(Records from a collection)
* BEGIN *

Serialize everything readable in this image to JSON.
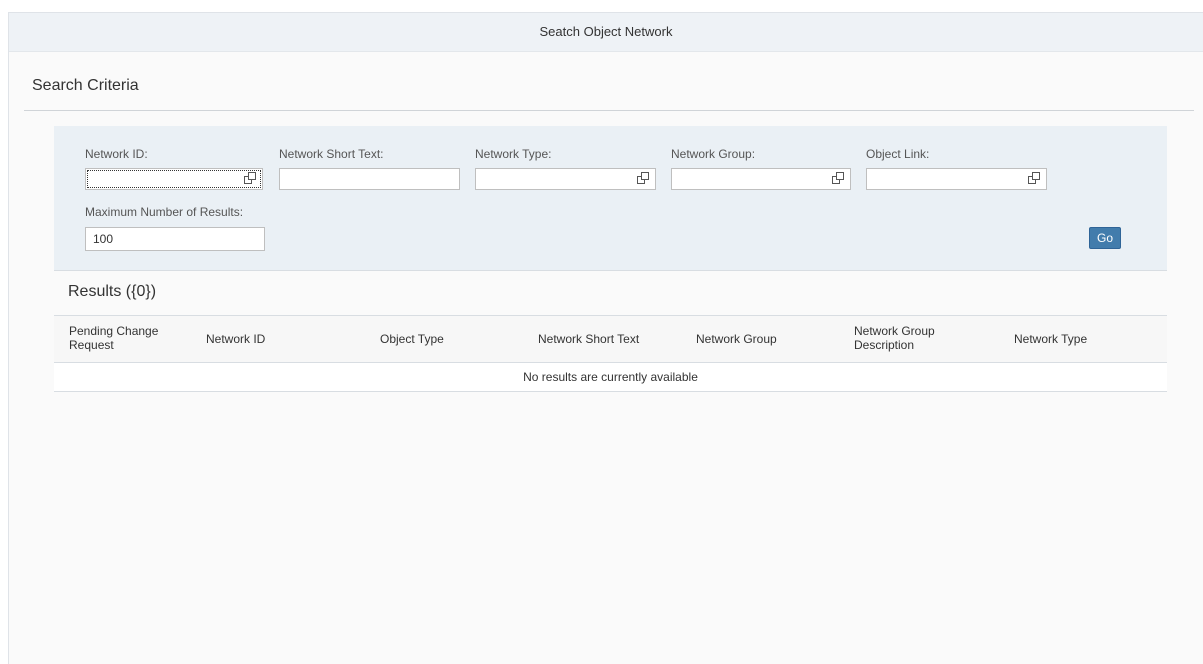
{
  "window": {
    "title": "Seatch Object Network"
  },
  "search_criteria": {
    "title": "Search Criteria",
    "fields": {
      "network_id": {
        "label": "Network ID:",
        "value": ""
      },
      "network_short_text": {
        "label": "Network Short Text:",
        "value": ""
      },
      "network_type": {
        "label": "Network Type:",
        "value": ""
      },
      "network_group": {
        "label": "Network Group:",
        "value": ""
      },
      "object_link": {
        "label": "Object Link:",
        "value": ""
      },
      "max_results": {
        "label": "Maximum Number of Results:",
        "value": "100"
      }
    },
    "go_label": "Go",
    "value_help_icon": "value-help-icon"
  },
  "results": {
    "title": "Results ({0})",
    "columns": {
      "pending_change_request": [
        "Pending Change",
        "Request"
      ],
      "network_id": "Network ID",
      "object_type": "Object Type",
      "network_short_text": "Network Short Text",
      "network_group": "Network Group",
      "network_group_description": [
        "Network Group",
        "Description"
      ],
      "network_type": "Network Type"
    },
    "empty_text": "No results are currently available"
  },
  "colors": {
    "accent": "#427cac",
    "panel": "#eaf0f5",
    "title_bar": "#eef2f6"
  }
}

* END *

> **Stated exercise**:
Every line should be retyped exactly, with the pictures omitted.

> **Result for this task**:
Serialize everything readable in this image to JSON.
{
  "window": {
    "title": "Seatch Object Network"
  },
  "search_criteria": {
    "title": "Search Criteria",
    "fields": {
      "network_id": {
        "label": "Network ID:",
        "value": ""
      },
      "network_short_text": {
        "label": "Network Short Text:",
        "value": ""
      },
      "network_type": {
        "label": "Network Type:",
        "value": ""
      },
      "network_group": {
        "label": "Network Group:",
        "value": ""
      },
      "object_link": {
        "label": "Object Link:",
        "value": ""
      },
      "max_results": {
        "label": "Maximum Number of Results:",
        "value": "100"
      }
    },
    "go_label": "Go",
    "value_help_icon": "value-help-icon"
  },
  "results": {
    "title": "Results ({0})",
    "columns": {
      "pending_change_request": [
        "Pending Change",
        "Request"
      ],
      "network_id": "Network ID",
      "object_type": "Object Type",
      "network_short_text": "Network Short Text",
      "network_group": "Network Group",
      "network_group_description": [
        "Network Group",
        "Description"
      ],
      "network_type": "Network Type"
    },
    "empty_text": "No results are currently available"
  },
  "colors": {
    "accent": "#427cac",
    "panel": "#eaf0f5",
    "title_bar": "#eef2f6"
  }
}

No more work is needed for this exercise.